* Task goal: List every line in this data where the string "снега" occurs.

* Available data:
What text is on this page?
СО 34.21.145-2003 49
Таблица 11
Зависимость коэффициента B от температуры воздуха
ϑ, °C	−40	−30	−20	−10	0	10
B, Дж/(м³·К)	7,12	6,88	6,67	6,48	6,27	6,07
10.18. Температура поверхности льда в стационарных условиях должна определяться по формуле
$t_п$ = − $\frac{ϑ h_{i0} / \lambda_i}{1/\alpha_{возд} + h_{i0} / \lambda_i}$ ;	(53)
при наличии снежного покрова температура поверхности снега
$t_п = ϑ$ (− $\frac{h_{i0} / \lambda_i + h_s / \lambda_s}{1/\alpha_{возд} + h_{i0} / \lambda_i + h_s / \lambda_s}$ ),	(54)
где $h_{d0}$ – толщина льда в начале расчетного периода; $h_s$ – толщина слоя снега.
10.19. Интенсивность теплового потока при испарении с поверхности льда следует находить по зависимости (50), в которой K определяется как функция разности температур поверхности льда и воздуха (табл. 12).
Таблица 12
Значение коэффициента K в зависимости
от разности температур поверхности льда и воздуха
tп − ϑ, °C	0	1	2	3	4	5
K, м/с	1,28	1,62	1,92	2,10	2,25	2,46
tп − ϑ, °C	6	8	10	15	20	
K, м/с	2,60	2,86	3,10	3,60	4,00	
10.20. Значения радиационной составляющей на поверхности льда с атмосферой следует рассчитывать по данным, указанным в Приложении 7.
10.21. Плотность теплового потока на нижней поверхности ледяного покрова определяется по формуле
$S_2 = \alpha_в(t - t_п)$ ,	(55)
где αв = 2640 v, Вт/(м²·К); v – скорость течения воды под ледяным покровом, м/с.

* Worked solution:
при наличии снежного покрова температура поверхности снега
где $h_{d0}$ – толщина льда в начале расчетного периода; $h_s$ – толщина слоя снега.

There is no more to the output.